- Your goal: Answer with nothing but a number: how many lines include the word "ylabel"?

- Entries provided:
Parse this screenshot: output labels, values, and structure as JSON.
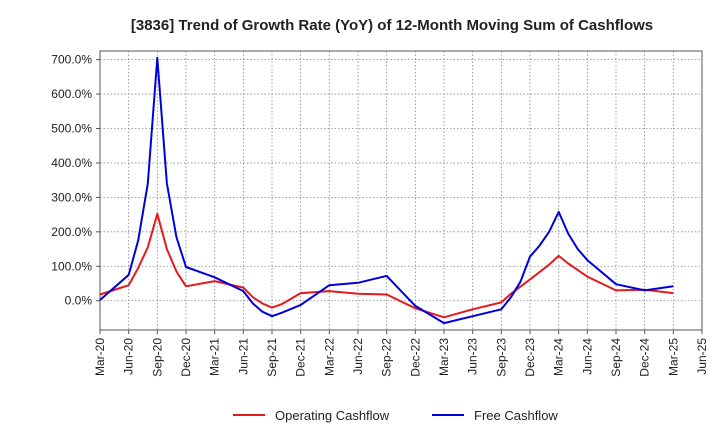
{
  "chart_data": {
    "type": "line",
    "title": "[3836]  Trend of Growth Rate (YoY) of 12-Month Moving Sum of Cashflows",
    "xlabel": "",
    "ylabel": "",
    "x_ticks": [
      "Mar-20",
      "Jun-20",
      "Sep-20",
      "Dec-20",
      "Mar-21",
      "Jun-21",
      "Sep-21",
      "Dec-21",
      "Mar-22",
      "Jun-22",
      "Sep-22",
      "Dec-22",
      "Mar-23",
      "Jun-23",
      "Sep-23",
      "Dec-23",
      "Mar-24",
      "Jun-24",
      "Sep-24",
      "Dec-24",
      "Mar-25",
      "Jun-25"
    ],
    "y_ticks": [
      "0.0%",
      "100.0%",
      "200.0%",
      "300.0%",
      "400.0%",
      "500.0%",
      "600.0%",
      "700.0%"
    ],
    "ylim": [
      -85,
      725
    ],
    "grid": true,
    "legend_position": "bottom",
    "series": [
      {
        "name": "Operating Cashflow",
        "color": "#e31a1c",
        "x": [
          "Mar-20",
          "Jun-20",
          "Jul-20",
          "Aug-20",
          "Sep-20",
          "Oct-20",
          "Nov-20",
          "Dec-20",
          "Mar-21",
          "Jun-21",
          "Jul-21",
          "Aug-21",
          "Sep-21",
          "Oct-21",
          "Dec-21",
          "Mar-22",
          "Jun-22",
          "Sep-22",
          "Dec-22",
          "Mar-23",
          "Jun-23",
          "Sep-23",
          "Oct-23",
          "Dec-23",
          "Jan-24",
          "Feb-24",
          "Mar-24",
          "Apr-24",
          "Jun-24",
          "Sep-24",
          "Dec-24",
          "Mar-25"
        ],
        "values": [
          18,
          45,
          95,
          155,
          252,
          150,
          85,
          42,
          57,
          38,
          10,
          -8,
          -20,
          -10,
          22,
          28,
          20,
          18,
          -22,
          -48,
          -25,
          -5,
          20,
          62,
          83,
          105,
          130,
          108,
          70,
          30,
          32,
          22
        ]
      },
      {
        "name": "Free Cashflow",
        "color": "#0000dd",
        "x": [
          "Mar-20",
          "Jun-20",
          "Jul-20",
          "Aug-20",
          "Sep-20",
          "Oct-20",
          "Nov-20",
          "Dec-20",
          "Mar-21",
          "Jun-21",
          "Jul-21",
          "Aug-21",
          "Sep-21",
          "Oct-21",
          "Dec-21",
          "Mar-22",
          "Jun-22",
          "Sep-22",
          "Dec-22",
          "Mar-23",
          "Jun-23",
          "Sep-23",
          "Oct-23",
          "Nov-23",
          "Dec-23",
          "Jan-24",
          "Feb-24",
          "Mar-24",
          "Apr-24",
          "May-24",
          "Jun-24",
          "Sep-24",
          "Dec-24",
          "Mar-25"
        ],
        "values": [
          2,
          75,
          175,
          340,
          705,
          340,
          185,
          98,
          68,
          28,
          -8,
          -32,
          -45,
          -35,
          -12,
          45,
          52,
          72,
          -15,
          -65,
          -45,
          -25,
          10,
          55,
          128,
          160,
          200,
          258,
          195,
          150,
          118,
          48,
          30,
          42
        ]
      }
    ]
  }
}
* * *
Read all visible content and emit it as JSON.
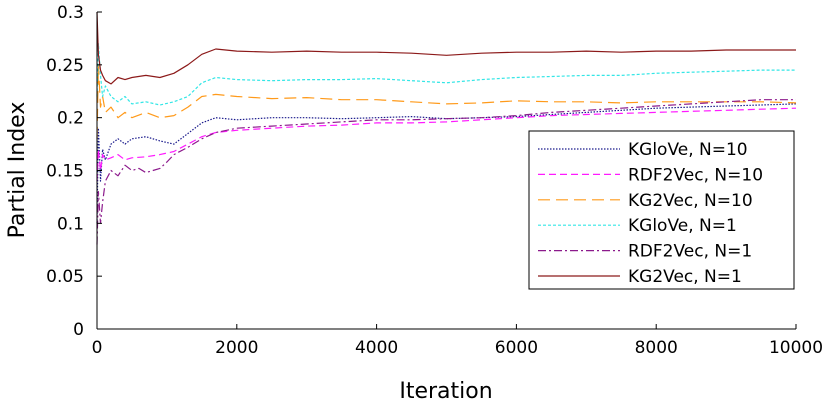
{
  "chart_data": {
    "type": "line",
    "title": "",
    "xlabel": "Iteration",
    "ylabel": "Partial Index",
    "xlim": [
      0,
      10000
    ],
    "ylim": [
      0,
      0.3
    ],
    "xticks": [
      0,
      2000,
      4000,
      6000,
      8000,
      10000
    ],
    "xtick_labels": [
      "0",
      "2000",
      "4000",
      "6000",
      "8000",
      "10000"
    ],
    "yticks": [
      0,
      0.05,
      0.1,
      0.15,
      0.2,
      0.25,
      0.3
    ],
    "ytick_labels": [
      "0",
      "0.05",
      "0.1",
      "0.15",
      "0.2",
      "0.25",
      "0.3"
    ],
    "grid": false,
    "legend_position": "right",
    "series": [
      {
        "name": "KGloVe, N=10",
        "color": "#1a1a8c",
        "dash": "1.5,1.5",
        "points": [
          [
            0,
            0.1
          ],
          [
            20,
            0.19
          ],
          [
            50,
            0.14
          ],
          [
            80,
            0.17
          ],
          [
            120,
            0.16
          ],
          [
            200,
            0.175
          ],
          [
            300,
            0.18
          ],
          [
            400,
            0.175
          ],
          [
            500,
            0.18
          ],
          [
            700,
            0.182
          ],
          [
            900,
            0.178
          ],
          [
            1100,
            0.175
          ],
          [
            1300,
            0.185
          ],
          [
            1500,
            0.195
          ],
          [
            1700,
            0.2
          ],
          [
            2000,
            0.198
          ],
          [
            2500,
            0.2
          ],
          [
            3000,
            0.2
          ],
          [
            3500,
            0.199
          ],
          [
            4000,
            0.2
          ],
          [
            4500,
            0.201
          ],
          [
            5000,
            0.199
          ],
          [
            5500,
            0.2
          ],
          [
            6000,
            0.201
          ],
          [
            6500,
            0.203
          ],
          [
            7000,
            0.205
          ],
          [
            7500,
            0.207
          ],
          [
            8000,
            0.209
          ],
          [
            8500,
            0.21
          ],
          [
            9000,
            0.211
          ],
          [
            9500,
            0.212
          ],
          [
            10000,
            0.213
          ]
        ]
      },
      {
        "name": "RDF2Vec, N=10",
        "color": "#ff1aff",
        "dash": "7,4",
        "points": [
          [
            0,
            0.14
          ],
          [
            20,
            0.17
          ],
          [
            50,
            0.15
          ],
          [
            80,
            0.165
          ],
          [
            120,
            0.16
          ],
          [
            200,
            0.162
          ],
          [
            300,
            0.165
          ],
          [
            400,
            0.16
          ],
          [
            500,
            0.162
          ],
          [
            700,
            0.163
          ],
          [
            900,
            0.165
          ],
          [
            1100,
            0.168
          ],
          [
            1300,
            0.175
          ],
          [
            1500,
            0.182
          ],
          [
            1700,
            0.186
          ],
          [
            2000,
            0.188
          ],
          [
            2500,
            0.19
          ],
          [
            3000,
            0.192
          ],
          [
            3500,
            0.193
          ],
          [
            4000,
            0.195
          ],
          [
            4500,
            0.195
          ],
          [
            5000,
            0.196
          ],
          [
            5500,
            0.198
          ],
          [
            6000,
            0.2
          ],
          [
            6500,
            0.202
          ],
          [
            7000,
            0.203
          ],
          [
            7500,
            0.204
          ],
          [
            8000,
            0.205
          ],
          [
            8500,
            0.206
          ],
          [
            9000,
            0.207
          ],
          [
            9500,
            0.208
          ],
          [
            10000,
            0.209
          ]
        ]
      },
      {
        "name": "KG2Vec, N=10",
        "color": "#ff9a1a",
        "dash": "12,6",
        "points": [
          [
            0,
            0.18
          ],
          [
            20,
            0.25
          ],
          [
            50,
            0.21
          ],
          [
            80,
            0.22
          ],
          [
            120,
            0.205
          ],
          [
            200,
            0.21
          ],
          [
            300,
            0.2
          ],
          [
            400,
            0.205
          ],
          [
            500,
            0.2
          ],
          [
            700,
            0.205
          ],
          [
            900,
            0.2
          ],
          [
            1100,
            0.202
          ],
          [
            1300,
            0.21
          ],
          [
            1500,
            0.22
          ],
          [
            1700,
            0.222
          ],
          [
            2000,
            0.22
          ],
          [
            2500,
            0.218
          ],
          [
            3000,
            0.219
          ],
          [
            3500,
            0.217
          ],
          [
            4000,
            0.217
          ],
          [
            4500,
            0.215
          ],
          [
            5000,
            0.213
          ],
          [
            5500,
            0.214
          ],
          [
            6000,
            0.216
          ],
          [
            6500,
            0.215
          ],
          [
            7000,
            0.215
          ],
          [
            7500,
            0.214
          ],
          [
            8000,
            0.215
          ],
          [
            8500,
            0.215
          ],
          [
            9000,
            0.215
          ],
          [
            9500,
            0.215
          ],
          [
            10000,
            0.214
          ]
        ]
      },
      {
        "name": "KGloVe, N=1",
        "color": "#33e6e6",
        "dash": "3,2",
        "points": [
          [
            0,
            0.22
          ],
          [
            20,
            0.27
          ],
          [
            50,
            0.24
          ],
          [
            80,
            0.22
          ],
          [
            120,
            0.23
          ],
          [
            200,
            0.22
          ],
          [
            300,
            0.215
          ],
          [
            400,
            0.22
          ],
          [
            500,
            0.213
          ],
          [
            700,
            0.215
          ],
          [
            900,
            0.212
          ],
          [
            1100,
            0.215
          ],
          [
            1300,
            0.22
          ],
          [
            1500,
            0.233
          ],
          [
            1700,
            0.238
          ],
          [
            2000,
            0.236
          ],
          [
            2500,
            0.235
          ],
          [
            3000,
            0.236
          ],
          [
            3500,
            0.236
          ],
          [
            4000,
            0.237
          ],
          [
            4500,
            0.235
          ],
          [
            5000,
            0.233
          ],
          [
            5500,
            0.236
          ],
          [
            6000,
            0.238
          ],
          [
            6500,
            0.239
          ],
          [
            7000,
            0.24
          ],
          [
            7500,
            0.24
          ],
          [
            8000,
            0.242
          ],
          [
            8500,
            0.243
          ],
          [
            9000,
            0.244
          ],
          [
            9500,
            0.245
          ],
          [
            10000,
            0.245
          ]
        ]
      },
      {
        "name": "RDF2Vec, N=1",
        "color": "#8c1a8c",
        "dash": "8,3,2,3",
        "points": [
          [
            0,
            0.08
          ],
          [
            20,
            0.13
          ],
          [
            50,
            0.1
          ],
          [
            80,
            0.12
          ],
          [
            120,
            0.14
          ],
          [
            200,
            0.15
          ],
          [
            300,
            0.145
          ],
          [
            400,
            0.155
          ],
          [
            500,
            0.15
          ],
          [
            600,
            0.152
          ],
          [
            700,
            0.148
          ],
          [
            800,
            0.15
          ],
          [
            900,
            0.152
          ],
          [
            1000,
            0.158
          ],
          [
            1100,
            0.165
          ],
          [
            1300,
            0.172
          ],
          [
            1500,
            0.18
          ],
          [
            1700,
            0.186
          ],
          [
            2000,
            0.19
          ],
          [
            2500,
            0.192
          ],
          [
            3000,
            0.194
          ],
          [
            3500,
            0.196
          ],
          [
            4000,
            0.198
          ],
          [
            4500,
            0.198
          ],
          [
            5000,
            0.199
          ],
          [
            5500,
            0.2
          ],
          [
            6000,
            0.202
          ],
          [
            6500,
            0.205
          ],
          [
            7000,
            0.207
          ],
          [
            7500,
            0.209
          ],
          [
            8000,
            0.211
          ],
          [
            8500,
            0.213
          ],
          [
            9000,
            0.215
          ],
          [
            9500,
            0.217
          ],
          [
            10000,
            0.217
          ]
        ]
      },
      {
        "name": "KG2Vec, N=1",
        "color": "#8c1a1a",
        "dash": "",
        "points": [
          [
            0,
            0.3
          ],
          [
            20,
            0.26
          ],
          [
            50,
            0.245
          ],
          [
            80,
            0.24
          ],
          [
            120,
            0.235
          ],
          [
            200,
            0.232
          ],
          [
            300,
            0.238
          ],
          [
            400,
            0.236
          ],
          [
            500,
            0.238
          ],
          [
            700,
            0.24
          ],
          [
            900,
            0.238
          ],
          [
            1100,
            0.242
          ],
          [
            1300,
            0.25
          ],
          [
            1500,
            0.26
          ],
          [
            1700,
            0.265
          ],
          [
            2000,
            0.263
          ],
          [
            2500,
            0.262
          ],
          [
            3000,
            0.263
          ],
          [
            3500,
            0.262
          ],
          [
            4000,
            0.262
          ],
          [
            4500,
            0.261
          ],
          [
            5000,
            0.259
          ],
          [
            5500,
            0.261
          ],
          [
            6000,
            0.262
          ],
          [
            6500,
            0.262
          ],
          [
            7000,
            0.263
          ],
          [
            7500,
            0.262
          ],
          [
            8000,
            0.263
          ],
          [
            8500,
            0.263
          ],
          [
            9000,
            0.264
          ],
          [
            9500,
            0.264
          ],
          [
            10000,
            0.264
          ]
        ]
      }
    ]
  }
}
==
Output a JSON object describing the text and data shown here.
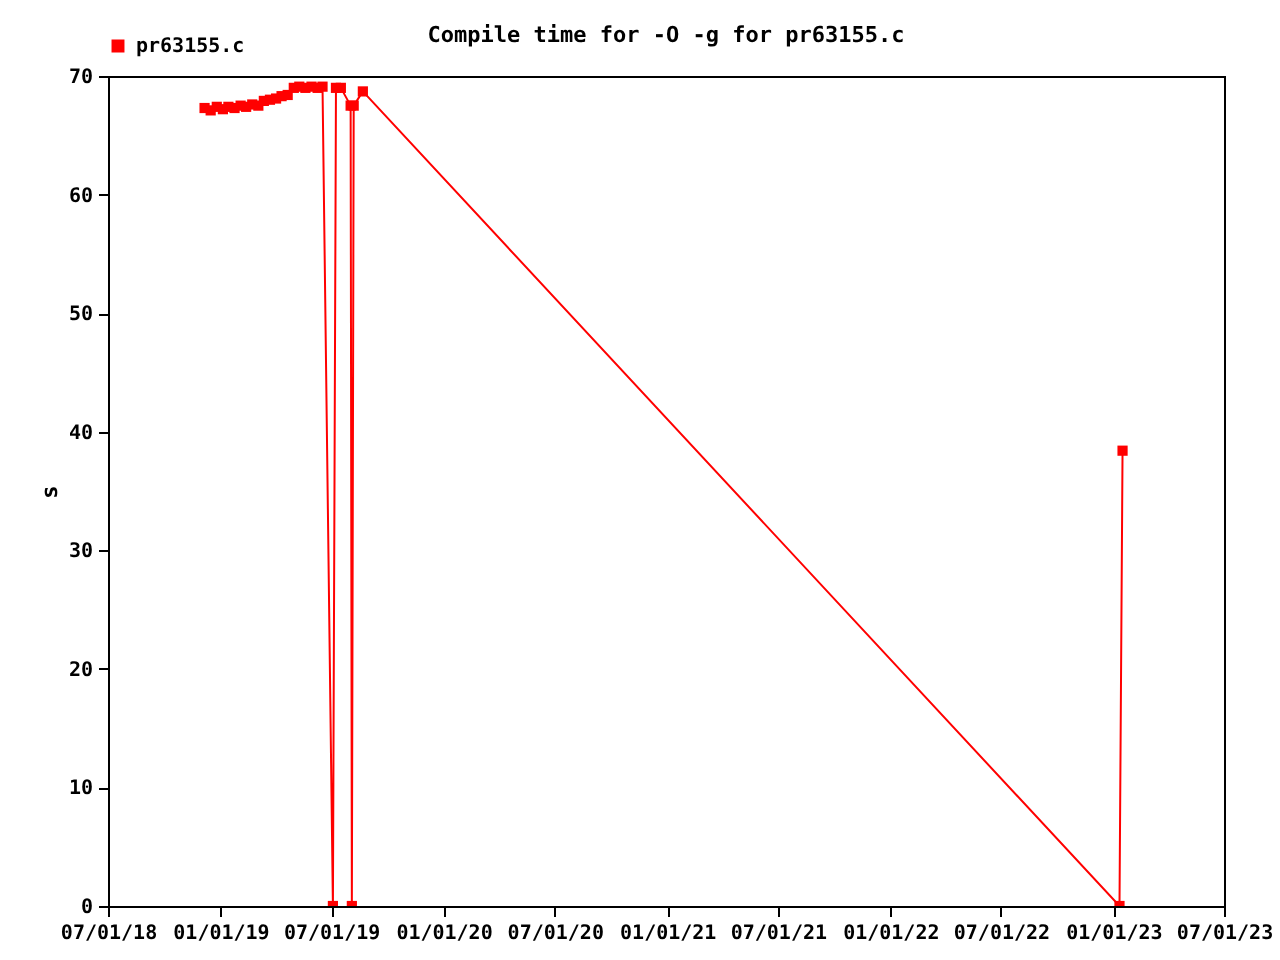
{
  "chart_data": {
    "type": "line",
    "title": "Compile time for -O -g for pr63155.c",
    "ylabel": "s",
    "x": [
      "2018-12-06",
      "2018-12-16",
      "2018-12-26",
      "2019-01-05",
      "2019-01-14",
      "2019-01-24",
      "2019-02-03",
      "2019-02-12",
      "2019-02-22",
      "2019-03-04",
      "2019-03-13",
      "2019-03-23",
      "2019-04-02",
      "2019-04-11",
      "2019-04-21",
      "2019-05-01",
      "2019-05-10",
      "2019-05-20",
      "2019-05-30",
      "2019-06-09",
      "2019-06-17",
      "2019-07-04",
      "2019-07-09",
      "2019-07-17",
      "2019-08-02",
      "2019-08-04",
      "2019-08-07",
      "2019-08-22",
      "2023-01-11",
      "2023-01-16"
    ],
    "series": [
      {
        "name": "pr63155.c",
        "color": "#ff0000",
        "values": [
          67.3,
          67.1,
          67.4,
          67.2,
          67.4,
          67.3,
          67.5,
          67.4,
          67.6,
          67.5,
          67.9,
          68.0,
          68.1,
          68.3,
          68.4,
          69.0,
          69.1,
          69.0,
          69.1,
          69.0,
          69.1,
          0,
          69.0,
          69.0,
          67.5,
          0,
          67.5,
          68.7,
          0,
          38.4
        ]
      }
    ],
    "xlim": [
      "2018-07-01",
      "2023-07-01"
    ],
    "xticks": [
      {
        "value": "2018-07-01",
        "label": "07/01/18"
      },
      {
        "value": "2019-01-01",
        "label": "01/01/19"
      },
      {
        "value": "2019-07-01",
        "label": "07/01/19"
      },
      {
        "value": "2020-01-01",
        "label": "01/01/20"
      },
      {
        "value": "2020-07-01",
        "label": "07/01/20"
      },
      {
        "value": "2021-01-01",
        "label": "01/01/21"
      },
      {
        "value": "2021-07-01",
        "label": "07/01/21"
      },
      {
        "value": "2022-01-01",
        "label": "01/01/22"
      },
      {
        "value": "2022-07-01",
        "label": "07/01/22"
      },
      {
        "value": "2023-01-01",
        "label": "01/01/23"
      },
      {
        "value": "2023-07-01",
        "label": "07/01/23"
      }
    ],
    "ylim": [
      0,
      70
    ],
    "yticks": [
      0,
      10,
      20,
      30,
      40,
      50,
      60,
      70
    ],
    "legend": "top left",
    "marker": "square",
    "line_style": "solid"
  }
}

- Completed exercise: 3